→ **Given task**: Count every line in the following entries where the word "document" appears. Give the count alone.

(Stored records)

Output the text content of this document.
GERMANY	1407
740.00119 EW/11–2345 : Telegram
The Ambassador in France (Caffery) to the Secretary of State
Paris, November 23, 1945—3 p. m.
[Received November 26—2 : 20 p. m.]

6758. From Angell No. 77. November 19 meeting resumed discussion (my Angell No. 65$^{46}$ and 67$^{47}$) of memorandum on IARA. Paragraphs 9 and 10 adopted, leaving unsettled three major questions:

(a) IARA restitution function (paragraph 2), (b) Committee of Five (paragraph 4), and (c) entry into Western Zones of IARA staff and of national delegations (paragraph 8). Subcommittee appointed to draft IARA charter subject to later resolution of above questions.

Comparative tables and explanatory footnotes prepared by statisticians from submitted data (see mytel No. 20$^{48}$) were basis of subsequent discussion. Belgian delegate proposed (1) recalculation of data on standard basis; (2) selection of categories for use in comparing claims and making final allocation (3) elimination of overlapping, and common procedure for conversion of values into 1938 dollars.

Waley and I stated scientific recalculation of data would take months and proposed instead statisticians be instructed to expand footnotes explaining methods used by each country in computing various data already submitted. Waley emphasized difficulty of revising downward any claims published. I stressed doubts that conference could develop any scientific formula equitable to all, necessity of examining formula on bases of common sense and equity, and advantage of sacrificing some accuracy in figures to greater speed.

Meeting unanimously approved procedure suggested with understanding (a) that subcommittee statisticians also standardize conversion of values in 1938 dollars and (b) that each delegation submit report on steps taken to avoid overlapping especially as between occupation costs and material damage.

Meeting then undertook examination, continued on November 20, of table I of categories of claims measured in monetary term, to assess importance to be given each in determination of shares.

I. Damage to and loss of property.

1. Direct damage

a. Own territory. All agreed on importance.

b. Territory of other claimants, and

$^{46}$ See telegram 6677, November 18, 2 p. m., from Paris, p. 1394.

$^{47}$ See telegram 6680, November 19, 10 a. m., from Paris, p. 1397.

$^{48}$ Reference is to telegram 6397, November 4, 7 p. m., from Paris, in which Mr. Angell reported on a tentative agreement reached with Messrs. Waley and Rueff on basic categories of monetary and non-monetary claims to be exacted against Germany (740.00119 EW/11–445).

* * *

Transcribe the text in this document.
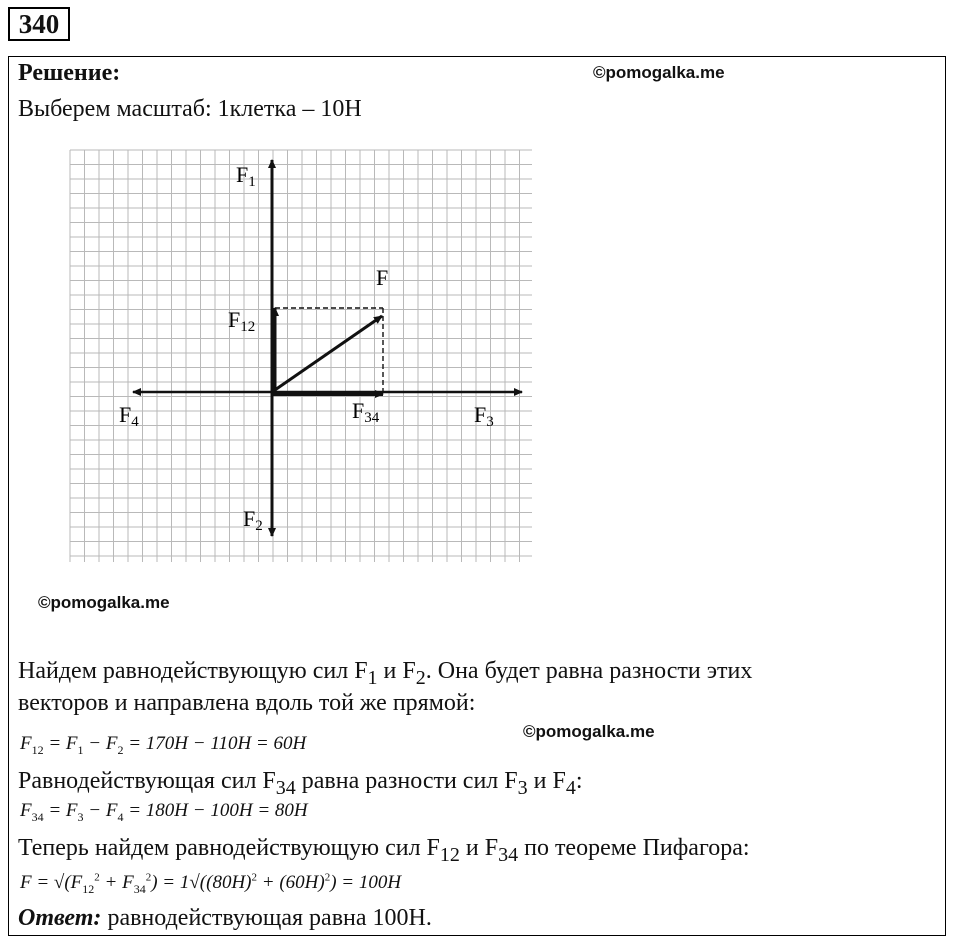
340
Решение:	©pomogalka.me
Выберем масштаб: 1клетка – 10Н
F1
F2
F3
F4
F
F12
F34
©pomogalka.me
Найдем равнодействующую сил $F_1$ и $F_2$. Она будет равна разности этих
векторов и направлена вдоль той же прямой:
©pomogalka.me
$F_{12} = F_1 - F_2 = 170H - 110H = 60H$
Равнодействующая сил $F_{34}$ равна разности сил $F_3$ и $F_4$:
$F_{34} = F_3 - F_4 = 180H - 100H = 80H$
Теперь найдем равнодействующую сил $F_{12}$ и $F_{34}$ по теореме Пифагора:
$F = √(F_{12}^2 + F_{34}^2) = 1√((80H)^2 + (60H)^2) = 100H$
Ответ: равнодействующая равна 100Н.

→ **Response**: 2